→ What to work on: Find how many lines in the data below include the word "circle", then write only that number.

(Entries from a dataset)
====
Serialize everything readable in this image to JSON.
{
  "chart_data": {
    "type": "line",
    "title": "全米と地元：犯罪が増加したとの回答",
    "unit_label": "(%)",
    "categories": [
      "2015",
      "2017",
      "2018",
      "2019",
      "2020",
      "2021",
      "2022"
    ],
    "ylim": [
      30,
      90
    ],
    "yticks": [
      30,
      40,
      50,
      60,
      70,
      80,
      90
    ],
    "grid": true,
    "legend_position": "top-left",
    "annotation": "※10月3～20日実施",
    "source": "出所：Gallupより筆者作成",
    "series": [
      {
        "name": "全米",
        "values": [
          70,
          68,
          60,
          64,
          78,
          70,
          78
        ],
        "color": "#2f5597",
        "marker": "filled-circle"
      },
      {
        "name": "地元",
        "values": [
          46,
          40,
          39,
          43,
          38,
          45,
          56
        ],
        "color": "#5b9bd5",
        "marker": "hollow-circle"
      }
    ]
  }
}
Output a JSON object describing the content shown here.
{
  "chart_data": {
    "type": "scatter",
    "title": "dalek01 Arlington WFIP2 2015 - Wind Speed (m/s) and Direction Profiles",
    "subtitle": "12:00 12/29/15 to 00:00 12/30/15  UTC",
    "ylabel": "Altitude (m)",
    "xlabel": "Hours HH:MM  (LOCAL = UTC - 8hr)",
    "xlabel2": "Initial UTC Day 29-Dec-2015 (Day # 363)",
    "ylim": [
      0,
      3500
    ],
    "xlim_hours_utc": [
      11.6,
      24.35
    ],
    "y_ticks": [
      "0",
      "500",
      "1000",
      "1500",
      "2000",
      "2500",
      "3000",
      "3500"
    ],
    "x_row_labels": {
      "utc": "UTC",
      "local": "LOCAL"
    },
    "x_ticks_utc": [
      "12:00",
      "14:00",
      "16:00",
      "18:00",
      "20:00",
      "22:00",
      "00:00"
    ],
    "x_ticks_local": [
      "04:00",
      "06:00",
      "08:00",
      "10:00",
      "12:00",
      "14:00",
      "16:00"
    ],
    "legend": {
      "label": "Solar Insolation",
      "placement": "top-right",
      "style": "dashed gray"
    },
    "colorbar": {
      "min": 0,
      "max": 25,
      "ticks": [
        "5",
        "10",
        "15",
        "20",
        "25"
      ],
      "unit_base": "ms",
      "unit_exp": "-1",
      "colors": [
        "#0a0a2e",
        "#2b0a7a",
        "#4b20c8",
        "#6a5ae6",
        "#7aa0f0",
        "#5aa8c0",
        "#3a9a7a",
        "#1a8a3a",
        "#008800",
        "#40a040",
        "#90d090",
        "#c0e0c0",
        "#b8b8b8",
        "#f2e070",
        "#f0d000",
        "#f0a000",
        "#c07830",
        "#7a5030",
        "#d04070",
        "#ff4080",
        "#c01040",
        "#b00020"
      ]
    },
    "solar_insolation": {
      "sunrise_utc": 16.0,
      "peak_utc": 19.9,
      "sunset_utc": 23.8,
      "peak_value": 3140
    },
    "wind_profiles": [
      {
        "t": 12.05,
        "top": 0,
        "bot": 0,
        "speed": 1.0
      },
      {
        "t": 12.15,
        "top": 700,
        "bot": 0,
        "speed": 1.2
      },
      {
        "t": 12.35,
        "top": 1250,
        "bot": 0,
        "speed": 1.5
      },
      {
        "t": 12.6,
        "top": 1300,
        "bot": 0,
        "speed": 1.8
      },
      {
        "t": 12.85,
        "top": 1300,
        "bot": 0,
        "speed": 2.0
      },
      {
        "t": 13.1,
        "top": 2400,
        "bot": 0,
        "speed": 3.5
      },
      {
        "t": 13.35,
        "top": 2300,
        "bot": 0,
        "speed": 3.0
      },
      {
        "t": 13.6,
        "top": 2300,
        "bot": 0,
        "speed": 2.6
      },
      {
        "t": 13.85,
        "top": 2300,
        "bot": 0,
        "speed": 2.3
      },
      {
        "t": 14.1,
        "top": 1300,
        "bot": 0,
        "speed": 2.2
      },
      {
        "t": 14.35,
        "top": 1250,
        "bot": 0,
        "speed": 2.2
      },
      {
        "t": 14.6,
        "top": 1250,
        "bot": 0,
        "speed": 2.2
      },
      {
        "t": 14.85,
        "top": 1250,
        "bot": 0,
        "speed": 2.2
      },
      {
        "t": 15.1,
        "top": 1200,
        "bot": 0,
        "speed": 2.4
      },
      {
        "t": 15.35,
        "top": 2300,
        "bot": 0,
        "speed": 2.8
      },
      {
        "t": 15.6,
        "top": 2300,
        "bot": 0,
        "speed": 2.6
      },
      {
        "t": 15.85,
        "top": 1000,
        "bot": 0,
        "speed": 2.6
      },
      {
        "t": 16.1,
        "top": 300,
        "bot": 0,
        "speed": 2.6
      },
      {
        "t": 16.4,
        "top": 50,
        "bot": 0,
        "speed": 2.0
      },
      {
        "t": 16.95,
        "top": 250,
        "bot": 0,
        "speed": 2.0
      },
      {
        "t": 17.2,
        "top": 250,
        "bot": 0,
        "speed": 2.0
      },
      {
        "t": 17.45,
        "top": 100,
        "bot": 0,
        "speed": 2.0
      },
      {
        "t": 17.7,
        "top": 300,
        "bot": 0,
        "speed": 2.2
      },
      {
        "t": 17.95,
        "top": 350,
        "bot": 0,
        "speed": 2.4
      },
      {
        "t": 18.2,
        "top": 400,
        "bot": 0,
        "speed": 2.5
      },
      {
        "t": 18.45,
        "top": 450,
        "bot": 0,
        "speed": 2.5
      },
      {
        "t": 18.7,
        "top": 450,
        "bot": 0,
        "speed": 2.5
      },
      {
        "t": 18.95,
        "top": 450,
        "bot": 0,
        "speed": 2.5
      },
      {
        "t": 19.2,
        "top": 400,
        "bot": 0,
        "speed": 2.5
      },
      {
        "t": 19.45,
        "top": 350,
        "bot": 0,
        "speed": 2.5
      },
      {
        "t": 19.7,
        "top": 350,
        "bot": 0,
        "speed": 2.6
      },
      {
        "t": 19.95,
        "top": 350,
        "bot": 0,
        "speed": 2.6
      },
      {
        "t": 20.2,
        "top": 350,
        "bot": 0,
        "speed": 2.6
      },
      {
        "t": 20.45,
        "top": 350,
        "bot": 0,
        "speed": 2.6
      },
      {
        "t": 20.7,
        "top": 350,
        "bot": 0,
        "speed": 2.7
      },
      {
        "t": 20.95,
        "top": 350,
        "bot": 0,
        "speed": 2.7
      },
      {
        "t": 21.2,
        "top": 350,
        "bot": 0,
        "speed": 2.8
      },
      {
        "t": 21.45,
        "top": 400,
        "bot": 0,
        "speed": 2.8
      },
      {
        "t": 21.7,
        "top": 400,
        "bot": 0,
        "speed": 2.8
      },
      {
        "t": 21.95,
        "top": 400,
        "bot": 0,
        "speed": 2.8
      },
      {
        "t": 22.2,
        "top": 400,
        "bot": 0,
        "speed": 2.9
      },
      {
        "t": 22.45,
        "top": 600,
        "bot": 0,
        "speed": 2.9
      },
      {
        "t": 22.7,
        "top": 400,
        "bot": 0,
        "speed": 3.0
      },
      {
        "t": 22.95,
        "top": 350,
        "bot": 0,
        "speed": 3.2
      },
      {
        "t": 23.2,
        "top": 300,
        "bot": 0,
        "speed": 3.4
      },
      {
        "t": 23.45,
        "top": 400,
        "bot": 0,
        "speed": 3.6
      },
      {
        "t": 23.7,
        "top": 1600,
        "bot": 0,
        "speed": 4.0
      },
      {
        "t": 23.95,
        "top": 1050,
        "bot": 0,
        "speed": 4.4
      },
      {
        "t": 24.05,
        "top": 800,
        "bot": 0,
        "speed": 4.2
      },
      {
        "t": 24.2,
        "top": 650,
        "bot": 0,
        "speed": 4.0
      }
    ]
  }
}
====
→ Task answer: 2